WHAT TO DO: Search the material and gather each line with "color" in it.

Figure collection entries:
----------

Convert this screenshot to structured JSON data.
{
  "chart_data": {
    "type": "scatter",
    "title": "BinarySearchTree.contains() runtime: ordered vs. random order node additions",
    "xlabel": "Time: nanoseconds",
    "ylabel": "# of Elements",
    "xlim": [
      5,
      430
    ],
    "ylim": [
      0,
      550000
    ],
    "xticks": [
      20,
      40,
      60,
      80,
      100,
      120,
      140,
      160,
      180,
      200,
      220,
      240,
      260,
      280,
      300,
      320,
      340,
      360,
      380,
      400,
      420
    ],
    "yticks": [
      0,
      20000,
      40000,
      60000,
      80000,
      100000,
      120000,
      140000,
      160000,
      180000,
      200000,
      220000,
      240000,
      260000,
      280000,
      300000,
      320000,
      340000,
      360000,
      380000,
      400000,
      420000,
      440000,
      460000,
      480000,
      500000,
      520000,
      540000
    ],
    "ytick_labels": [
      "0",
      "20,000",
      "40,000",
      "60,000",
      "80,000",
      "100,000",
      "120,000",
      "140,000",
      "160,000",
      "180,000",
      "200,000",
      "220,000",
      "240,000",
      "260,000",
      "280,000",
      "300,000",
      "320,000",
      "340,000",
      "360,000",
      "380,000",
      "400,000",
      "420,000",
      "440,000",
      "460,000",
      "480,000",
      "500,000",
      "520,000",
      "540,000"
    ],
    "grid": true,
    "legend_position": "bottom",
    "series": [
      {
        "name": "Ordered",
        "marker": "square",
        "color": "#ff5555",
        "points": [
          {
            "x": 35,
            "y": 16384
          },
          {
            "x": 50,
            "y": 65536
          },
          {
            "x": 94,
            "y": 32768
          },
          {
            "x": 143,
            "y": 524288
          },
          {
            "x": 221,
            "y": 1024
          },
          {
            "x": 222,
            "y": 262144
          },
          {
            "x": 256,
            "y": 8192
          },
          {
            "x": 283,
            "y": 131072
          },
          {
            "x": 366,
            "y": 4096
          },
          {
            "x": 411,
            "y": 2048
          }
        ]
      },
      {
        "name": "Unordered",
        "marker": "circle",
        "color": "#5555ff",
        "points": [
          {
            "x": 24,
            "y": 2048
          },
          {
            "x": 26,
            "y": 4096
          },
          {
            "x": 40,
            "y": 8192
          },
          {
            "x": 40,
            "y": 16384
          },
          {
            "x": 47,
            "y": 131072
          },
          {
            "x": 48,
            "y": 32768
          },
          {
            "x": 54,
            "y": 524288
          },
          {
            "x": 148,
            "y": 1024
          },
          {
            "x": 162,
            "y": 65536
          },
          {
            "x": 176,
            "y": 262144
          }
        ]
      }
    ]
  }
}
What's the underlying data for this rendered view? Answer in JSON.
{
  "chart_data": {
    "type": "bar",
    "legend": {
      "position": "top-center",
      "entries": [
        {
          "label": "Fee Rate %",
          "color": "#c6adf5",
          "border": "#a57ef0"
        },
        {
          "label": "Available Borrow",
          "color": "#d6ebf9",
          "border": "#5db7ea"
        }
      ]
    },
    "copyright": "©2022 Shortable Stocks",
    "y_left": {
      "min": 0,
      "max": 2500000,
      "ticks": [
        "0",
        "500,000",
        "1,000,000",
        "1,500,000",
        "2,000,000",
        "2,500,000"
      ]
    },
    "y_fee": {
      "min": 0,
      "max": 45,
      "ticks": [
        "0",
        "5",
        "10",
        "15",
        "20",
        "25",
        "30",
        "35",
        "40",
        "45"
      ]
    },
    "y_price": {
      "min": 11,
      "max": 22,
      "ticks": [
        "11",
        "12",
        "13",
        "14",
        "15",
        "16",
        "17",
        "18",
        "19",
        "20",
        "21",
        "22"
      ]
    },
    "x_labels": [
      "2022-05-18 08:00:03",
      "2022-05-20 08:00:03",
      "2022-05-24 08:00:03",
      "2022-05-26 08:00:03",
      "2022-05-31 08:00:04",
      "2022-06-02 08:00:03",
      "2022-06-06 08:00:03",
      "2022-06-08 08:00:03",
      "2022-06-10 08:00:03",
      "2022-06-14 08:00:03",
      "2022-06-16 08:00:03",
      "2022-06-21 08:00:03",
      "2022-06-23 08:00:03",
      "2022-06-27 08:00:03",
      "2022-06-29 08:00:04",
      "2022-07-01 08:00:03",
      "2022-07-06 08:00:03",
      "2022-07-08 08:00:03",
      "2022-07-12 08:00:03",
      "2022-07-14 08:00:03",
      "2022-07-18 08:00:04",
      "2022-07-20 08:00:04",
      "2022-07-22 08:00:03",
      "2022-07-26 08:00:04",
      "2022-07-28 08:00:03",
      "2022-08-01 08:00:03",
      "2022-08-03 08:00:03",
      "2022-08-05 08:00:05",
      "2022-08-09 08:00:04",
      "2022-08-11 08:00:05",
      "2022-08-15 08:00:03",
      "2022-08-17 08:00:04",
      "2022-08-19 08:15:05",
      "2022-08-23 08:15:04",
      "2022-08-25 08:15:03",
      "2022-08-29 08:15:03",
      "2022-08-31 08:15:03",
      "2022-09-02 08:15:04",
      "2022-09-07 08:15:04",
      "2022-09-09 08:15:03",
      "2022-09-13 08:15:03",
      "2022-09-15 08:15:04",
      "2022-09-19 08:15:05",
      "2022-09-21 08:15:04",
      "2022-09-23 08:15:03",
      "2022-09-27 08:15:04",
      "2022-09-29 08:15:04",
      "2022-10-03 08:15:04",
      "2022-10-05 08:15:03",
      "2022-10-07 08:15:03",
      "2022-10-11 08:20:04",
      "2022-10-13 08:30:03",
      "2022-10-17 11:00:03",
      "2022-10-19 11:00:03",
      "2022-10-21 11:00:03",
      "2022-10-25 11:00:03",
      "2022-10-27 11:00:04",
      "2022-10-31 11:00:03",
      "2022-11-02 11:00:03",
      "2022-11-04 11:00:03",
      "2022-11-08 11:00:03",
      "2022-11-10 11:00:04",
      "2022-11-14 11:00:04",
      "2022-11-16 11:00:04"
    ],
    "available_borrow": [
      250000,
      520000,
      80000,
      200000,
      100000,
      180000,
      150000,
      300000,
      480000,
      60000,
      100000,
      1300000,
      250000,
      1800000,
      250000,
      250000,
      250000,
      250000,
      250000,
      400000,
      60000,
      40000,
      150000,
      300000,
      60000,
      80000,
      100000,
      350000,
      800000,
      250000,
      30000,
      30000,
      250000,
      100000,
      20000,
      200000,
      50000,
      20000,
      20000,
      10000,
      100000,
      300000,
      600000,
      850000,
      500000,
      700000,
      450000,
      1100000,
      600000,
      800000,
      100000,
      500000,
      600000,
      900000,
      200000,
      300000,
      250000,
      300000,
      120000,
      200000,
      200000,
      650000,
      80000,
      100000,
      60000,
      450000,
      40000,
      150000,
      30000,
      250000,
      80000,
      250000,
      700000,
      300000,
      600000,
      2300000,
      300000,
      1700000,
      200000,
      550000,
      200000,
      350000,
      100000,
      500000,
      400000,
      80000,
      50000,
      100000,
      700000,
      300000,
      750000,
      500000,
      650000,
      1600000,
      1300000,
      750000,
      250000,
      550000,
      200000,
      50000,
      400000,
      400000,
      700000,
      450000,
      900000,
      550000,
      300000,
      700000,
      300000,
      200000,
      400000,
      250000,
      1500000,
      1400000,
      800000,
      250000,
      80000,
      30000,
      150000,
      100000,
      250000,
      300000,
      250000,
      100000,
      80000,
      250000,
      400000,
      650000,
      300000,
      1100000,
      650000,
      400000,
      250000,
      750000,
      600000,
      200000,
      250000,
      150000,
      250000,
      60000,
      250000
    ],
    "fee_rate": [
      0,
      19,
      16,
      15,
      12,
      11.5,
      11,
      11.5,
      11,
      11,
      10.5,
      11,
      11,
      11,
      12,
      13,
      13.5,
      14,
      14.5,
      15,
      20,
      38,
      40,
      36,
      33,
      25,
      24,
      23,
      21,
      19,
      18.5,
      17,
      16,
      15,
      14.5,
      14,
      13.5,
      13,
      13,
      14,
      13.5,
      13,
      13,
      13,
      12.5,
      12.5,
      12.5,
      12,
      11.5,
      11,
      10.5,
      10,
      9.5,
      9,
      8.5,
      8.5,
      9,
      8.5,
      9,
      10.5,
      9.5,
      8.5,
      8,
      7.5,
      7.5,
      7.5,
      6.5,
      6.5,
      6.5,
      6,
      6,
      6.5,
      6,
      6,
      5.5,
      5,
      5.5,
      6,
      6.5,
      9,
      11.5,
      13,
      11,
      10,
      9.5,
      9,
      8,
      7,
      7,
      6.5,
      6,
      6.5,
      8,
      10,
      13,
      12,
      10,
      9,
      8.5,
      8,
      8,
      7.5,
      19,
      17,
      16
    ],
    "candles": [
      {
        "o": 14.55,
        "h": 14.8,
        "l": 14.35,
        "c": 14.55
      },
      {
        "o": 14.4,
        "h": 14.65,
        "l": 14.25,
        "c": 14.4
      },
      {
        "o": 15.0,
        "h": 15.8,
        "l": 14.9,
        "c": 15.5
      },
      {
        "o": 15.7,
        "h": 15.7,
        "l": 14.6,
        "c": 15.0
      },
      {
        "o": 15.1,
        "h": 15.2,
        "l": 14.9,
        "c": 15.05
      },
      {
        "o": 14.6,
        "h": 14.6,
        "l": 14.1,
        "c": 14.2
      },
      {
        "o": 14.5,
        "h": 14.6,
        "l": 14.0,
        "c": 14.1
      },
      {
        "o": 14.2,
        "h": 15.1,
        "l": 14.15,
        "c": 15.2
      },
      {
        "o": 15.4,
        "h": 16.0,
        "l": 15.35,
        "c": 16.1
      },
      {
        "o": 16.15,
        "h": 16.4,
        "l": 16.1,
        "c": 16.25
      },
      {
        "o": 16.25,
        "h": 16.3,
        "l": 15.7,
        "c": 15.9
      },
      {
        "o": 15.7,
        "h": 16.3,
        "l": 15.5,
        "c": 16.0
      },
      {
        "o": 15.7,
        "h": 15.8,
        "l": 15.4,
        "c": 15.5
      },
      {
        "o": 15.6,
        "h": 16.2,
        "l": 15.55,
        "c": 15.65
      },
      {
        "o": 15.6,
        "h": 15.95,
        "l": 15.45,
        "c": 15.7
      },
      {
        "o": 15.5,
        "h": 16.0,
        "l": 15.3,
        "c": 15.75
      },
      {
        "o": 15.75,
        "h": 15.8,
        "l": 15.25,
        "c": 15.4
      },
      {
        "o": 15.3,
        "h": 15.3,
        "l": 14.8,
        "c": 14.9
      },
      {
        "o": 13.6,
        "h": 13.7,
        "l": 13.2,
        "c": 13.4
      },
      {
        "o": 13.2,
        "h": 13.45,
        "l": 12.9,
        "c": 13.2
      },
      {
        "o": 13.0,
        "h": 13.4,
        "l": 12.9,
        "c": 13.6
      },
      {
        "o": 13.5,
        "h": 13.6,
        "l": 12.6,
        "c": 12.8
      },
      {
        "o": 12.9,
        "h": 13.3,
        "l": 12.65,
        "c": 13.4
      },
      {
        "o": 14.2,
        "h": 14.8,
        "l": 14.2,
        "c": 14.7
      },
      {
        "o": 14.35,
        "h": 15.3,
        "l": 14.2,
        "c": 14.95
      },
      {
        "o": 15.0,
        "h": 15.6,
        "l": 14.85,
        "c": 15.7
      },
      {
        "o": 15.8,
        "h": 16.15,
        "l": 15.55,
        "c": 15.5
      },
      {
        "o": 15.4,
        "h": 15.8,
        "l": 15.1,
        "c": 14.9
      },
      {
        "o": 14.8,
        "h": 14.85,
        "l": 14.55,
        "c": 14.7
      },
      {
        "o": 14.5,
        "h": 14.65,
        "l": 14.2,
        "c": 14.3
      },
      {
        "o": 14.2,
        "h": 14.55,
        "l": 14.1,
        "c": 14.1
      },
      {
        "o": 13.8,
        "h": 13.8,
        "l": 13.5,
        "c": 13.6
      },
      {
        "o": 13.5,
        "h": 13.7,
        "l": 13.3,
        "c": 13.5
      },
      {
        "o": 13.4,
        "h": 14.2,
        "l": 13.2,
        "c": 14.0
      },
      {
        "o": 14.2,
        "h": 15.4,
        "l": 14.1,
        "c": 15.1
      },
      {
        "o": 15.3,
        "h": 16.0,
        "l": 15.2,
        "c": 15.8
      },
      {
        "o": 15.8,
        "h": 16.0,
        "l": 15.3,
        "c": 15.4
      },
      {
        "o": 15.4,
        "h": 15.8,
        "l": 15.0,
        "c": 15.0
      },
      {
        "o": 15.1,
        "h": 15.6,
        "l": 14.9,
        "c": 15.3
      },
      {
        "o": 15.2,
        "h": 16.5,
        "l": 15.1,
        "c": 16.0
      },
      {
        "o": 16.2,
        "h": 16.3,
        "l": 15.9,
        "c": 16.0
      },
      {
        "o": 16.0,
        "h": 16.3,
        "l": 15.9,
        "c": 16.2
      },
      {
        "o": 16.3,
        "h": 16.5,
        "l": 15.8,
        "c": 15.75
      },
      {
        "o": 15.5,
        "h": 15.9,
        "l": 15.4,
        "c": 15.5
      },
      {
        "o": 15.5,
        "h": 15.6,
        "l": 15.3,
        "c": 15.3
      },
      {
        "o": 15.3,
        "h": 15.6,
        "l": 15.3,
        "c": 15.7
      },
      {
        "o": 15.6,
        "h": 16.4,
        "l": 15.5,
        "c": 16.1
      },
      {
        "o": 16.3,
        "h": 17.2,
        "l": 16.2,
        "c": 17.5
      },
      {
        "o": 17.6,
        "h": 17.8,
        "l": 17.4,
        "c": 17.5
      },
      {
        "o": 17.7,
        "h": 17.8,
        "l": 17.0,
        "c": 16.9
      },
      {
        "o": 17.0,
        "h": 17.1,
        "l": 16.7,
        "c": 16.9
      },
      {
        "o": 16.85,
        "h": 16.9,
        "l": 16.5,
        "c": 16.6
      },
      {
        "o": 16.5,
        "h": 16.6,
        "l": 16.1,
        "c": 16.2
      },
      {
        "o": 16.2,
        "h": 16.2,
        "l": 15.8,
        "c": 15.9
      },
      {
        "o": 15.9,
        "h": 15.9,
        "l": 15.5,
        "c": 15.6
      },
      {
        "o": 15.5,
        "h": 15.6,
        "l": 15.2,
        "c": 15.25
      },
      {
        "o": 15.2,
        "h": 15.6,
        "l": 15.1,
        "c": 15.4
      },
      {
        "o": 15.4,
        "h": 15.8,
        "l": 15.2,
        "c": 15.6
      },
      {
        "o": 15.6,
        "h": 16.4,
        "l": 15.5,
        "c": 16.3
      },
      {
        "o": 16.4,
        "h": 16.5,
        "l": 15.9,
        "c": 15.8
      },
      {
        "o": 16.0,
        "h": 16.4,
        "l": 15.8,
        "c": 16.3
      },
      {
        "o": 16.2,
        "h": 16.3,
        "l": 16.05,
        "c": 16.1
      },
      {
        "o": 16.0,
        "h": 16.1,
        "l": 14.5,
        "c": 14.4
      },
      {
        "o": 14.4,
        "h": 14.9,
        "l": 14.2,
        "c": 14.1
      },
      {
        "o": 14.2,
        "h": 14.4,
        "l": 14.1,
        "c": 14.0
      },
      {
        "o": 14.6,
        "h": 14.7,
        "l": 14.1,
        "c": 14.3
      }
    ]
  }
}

----------

WRITTEN SOLUTION:
        "color": "#ff5555",
        "color": "#5555ff",
          "color": "#c6adf5",
          "color": "#d6ebf9",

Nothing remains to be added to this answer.